По-видимому, для того чтобы совершился этот трудный процесс, нужно сначала упростить задачу, многое забыть — обойти достижения поэтизированной прозы; нужно почувствовать прозу, ее осознать.
Альманах, выпущенный "Серапионовыми братьями", — первый шаг, еще нетвердый, молодого общества. Здесь есть не совсем сделанные рассказы (причем сделанные не всегда лучше несделанных); есть обрывающиеся пути, но есть уже и живые ростки.
"Серапионцы" не спаяны, но это, может быть, нужно. Перед одними стоит задача литературного преображения нового быта (хотя бы и старыми средствами), у других больше сказываются поиски новой формы.
К числу первых принадлежит рассказ Мих. Зощенко, открывающий альманах, — "Виктория Казимировна". Военный (дореволюционный) быт выступает в преломлении традиционного лесковского сказа, которым автор в значительной мере владеет. Есть у него попытка ввода диалектизмов (впрочем, непоследовательно проведенная). За пределы сказа выходят внезапные диссонирующие перемены стиля: "И вот придумал я такую хитрость, потому что вижу: красота ее погибает втуне" (стр. 10). "И незримой силой взошел он в дом <…>" (стр. 11). Относительно сказа одно замечание: язык литературы развивается в значительной мере самостоятельно по отношению к практическому языку (практический язык не знает, напр., возвратов к старому, которые очень существенны в развитии литературного языка). Но один из важнейших источников литературного языка — все же язык практический, в особенности в сказе, где ввод его мотивирован.
|
Мих. Зощенко говорит о войне пародическим «мещанским» сказом Лескова, успевшим уже сделаться ходячим (им превосходно владеют Бунин, Бор. Зайцев и др.)[283], тогда как здесь были широкие возможности использования солдатского арго. Пути сказа не открывают, по-видимому, перспектив; оживление его не столько в диалектизмах (что использовано), сколько в новых языковых образованиях[284].
В небольшом рассказе "В пустыне" Лев Лунц стилизует библейский мотив, ему удалось слить «библейскую» напряженность с некоторыми освежающими чертами, которые элиминируют действие из торжественного библейского ряда, снижают его и приближают к читателю. "На высокий помост всходил Моисей, бесноватый, говорящий с богом и не умеющий говорить на языке Израиля. И на высоком помосте билось его тело, изо рта била пена, и с пеной были звуки, непонятные, но страшные" (стр. 21). Рассказ писан компактно и сильно, но долго останавливаться и на библейском стиле и на библейских мотивах можно, по-видимому, только необычайно углубив или упростив их, иначе они вступают в связь не с Библией, а с уже достаточно определенной «библейской» манерой стилизаторов[285].

_Выдержки из записей:_
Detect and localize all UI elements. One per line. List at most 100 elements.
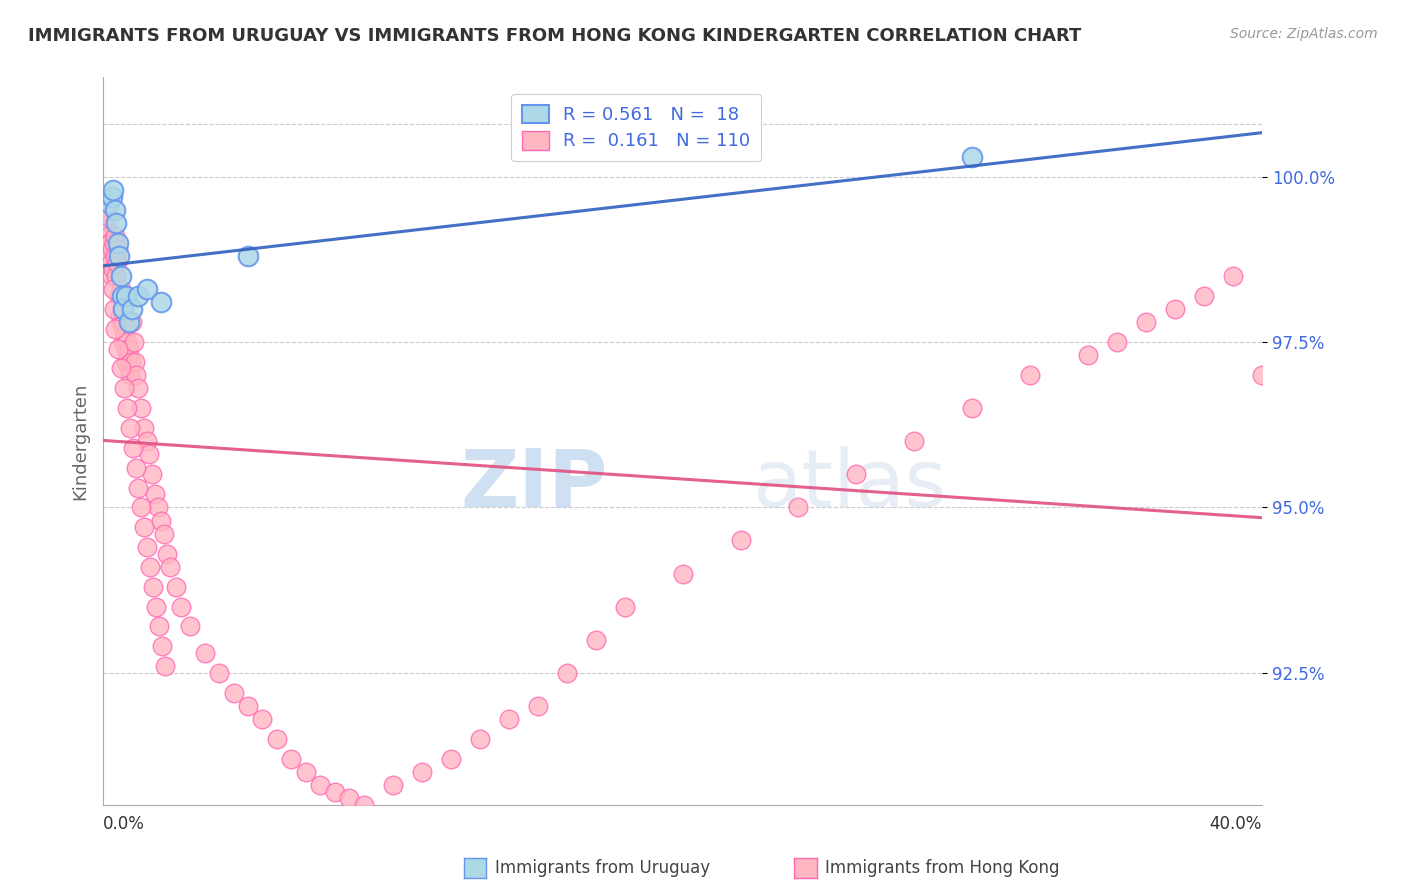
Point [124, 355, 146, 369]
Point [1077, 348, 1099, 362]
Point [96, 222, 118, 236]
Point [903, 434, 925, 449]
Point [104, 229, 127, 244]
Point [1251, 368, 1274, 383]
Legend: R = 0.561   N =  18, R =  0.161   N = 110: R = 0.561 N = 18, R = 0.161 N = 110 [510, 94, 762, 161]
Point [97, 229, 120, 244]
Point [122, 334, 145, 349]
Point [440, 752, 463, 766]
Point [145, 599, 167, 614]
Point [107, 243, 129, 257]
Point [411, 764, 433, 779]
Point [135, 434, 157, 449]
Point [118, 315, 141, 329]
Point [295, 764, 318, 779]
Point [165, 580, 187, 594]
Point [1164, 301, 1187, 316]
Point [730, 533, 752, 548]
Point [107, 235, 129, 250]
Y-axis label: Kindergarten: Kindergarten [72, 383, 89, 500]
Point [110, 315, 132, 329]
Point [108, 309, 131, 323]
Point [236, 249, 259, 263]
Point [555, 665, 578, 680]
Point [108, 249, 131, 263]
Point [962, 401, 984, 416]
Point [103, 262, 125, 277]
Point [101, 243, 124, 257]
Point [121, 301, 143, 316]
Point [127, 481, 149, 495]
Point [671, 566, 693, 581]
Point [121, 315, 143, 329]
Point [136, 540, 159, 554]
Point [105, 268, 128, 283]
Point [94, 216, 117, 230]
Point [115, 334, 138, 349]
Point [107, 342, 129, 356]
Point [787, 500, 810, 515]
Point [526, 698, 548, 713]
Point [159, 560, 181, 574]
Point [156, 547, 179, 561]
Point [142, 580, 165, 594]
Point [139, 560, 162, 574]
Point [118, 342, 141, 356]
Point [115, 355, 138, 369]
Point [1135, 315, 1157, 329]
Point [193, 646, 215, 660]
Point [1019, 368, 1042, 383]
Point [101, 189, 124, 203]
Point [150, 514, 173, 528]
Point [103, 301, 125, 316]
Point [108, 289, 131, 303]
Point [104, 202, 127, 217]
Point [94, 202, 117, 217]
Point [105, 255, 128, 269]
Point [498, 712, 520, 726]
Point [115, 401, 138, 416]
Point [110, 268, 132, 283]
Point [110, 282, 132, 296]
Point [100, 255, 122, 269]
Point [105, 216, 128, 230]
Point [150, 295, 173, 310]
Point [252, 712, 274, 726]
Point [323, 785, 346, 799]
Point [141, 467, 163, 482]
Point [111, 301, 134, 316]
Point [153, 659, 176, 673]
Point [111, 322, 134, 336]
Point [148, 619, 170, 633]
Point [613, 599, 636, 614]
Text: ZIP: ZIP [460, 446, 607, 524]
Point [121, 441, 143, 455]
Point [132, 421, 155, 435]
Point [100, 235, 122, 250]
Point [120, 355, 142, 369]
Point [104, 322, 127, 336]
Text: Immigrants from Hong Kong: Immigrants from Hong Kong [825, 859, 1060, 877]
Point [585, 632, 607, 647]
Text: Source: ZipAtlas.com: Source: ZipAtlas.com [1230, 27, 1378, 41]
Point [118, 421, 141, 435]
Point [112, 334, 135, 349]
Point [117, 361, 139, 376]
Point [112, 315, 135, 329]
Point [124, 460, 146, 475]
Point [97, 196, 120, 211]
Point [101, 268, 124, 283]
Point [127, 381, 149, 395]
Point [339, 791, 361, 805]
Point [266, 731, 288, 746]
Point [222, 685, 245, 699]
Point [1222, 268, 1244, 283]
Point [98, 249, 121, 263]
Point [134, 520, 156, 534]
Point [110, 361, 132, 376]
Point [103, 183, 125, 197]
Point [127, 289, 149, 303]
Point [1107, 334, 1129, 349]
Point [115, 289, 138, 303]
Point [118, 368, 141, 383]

_Задание:_
Отредактируйте фрагмент статьи об альманахе «Серапионовых братьев», заменив «лесковского» на «гоголевского». Начните с места, где стоят слова «К числу первых», и остановитесь после слов «ввод его мотивирован.». Записи здесь никакой роли не играют.

_Письменный ответ:_
К числу первых принадлежит рассказ Мих. Зощенко, открывающий альманах, — "Виктория Казимировна". Военный (дореволюционный) быт выступает в преломлении традиционного гоголевского сказа, которым автор в значительной мере владеет. Есть у него попытка ввода диалектизмов (впрочем, непоследовательно проведенная). За пределы сказа выходят внезапные диссонирующие перемены стиля: "И вот придумал я такую хитрость, потому что вижу: красота ее погибает втуне" (стр. 10). "И незримой силой взошел он в дом <…>" (стр. 11). Относительно сказа одно замечание: язык литературы развивается в значительной мере самостоятельно по отношению к практическому языку (практический язык не знает, напр., возвратов к старому, которые очень существенны в развитии литературного языка). Но один из важнейших источников литературного языка — все же язык практический, в особенности в сказе, где ввод его мотивирован.